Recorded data
.....

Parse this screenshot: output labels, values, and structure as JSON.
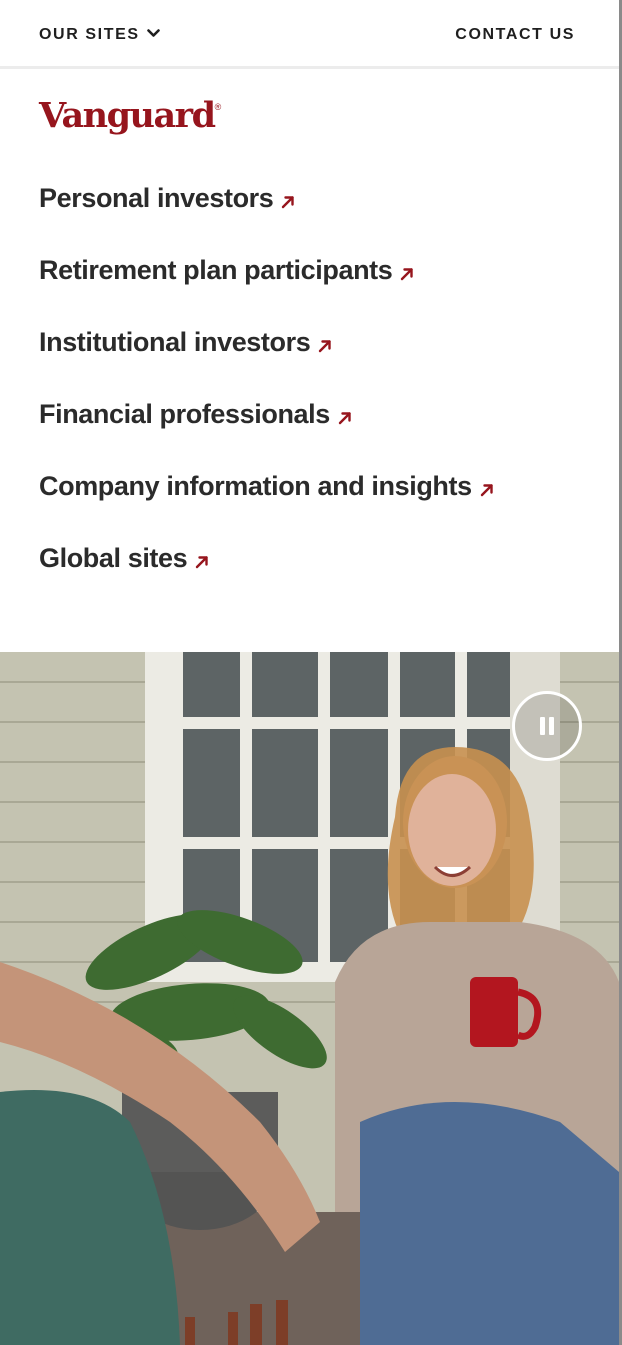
{
  "header": {
    "our_sites_label": "OUR SITES",
    "contact_label": "CONTACT US"
  },
  "brand": {
    "logo_text": "Vanguard",
    "logo_mark": "®",
    "color": "#96151d"
  },
  "site_links": [
    {
      "label": "Personal investors",
      "icon": "external-arrow-icon"
    },
    {
      "label": "Retirement plan participants",
      "icon": "external-arrow-icon"
    },
    {
      "label": "Institutional investors",
      "icon": "external-arrow-icon"
    },
    {
      "label": "Financial professionals",
      "icon": "external-arrow-icon"
    },
    {
      "label": "Company information and insights",
      "icon": "external-arrow-icon"
    },
    {
      "label": "Global sites",
      "icon": "external-arrow-icon"
    }
  ],
  "hero": {
    "media_control_icon": "pause-icon"
  },
  "colors": {
    "text": "#2b2b2b",
    "accent": "#96151d"
  }
}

.....

■ Given exercise: Read the lines above. Gather those in which the string "investors" is found.

■ Solution below:
      "label": "Personal investors",
      "label": "Institutional investors",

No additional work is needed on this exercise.